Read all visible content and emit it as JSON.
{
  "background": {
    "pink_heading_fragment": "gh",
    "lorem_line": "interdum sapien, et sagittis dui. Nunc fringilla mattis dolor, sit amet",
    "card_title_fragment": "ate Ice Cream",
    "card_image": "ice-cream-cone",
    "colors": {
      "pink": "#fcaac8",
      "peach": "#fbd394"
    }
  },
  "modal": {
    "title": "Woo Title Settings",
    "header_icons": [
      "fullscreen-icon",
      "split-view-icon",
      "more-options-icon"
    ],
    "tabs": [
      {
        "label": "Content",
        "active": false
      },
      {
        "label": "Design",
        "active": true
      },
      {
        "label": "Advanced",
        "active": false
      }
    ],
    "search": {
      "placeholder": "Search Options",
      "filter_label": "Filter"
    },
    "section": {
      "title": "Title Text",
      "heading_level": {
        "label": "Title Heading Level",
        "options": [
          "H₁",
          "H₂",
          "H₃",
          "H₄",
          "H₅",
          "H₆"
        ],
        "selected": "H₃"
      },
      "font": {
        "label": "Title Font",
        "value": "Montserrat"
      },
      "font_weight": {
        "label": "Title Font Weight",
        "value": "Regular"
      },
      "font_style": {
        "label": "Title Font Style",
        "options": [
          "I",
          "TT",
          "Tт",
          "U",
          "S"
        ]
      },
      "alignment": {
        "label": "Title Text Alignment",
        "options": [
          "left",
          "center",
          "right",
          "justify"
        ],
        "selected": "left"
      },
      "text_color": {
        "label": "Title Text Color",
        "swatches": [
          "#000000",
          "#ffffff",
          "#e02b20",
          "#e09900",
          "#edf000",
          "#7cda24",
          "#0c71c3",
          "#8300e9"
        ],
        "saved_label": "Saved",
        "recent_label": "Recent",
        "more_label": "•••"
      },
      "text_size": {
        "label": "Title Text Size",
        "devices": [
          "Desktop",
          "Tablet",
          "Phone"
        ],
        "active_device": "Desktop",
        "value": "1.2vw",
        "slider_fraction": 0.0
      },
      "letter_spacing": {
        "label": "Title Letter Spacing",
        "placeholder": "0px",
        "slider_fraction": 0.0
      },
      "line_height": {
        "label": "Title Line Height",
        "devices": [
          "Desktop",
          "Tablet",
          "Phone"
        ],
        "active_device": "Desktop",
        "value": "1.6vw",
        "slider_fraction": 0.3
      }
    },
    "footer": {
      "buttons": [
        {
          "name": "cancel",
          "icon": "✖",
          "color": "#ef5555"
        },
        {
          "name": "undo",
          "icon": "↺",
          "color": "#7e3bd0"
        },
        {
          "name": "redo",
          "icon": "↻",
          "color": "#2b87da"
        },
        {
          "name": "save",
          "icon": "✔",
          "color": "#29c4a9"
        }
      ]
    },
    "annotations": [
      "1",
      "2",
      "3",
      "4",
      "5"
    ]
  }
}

■ Job ■
What is the number of lines in the listing that contain the string "value"? Reply with that number alone.

■ Output for this exercise ■
4